● **Exercise details**
Give every entry again, word for word and in full.

----

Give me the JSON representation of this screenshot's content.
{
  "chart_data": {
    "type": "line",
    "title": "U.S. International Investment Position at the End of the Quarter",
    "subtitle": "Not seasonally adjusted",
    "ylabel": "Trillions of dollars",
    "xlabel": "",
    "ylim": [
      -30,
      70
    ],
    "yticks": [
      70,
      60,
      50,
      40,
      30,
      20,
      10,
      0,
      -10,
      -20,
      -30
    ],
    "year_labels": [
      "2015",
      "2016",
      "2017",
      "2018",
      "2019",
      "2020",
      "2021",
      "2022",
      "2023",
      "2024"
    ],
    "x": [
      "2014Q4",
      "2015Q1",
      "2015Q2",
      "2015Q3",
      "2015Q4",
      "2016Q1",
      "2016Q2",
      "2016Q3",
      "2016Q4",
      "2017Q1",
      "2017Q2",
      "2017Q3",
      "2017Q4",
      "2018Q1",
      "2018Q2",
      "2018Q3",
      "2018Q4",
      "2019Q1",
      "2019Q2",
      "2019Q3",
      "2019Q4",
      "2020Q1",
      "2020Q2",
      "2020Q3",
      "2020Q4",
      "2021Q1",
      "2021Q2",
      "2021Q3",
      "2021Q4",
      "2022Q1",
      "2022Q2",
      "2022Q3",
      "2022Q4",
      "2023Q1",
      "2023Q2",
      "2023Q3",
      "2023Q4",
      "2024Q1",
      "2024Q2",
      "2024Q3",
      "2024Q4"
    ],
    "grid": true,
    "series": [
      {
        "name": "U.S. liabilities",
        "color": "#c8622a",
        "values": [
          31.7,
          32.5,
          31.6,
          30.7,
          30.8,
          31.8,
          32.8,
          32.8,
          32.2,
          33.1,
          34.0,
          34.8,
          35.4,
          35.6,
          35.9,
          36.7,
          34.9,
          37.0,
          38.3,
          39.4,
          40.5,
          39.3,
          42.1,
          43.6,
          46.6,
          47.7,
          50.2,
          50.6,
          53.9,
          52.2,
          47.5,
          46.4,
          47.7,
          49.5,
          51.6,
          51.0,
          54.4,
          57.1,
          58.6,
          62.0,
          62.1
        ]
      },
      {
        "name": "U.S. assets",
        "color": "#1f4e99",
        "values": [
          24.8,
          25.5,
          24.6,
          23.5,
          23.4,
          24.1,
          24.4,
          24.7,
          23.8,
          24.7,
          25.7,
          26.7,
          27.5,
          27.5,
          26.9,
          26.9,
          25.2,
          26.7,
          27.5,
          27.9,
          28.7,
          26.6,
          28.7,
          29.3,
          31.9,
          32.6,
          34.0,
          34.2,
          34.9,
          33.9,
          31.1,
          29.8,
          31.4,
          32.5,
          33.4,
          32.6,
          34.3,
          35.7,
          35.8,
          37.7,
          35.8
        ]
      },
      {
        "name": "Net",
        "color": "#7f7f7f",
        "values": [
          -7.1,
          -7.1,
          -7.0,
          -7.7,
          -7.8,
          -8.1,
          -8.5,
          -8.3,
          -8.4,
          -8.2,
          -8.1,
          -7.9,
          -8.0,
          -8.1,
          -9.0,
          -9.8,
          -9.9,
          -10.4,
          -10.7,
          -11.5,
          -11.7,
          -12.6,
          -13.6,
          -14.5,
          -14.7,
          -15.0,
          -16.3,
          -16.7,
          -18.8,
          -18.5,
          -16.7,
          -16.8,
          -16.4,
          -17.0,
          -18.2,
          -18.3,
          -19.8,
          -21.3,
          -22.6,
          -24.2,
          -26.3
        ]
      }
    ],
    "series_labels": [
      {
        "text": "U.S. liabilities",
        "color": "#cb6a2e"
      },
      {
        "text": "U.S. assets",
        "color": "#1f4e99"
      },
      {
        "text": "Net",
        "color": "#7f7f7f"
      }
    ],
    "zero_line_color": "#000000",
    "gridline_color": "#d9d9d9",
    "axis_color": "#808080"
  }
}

----

● **The response**
Give me the JSON representation of this screenshot's content.
{
  "chart_data": {
    "type": "line",
    "title": "U.S. International Investment Position at the End of the Quarter",
    "subtitle": "Not seasonally adjusted",
    "ylabel": "Trillions of dollars",
    "xlabel": "",
    "ylim": [
      -30,
      70
    ],
    "yticks": [
      70,
      60,
      50,
      40,
      30,
      20,
      10,
      0,
      -10,
      -20,
      -30
    ],
    "year_labels": [
      "2015",
      "2016",
      "2017",
      "2018",
      "2019",
      "2020",
      "2021",
      "2022",
      "2023",
      "2024"
    ],
    "x": [
      "2014Q4",
      "2015Q1",
      "2015Q2",
      "2015Q3",
      "2015Q4",
      "2016Q1",
      "2016Q2",
      "2016Q3",
      "2016Q4",
      "2017Q1",
      "2017Q2",
      "2017Q3",
      "2017Q4",
      "2018Q1",
      "2018Q2",
      "2018Q3",
      "2018Q4",
      "2019Q1",
      "2019Q2",
      "2019Q3",
      "2019Q4",
      "2020Q1",
      "2020Q2",
      "2020Q3",
      "2020Q4",
      "2021Q1",
      "2021Q2",
      "2021Q3",
      "2021Q4",
      "2022Q1",
      "2022Q2",
      "2022Q3",
      "2022Q4",
      "2023Q1",
      "2023Q2",
      "2023Q3",
      "2023Q4",
      "2024Q1",
      "2024Q2",
      "2024Q3",
      "2024Q4"
    ],
    "grid": true,
    "series": [
      {
        "name": "U.S. liabilities",
        "color": "#c8622a",
        "values": [
          31.7,
          32.5,
          31.6,
          30.7,
          30.8,
          31.8,
          32.8,
          32.8,
          32.2,
          33.1,
          34.0,
          34.8,
          35.4,
          35.6,
          35.9,
          36.7,
          34.9,
          37.0,
          38.3,
          39.4,
          40.5,
          39.3,
          42.1,
          43.6,
          46.6,
          47.7,
          50.2,
          50.6,
          53.9,
          52.2,
          47.5,
          46.4,
          47.7,
          49.5,
          51.6,
          51.0,
          54.4,
          57.1,
          58.6,
          62.0,
          62.1
        ]
      },
      {
        "name": "U.S. assets",
        "color": "#1f4e99",
        "values": [
          24.8,
          25.5,
          24.6,
          23.5,
          23.4,
          24.1,
          24.4,
          24.7,
          23.8,
          24.7,
          25.7,
          26.7,
          27.5,
          27.5,
          26.9,
          26.9,
          25.2,
          26.7,
          27.5,
          27.9,
          28.7,
          26.6,
          28.7,
          29.3,
          31.9,
          32.6,
          34.0,
          34.2,
          34.9,
          33.9,
          31.1,
          29.8,
          31.4,
          32.5,
          33.4,
          32.6,
          34.3,
          35.7,
          35.8,
          37.7,
          35.8
        ]
      },
      {
        "name": "Net",
        "color": "#7f7f7f",
        "values": [
          -7.1,
          -7.1,
          -7.0,
          -7.7,
          -7.8,
          -8.1,
          -8.5,
          -8.3,
          -8.4,
          -8.2,
          -8.1,
          -7.9,
          -8.0,
          -8.1,
          -9.0,
          -9.8,
          -9.9,
          -10.4,
          -10.7,
          -11.5,
          -11.7,
          -12.6,
          -13.6,
          -14.5,
          -14.7,
          -15.0,
          -16.3,
          -16.7,
          -18.8,
          -18.5,
          -16.7,
          -16.8,
          -16.4,
          -17.0,
          -18.2,
          -18.3,
          -19.8,
          -21.3,
          -22.6,
          -24.2,
          -26.3
        ]
      }
    ],
    "series_labels": [
      {
        "text": "U.S. liabilities",
        "color": "#cb6a2e"
      },
      {
        "text": "U.S. assets",
        "color": "#1f4e99"
      },
      {
        "text": "Net",
        "color": "#7f7f7f"
      }
    ],
    "zero_line_color": "#000000",
    "gridline_color": "#d9d9d9",
    "axis_color": "#808080"
  }
}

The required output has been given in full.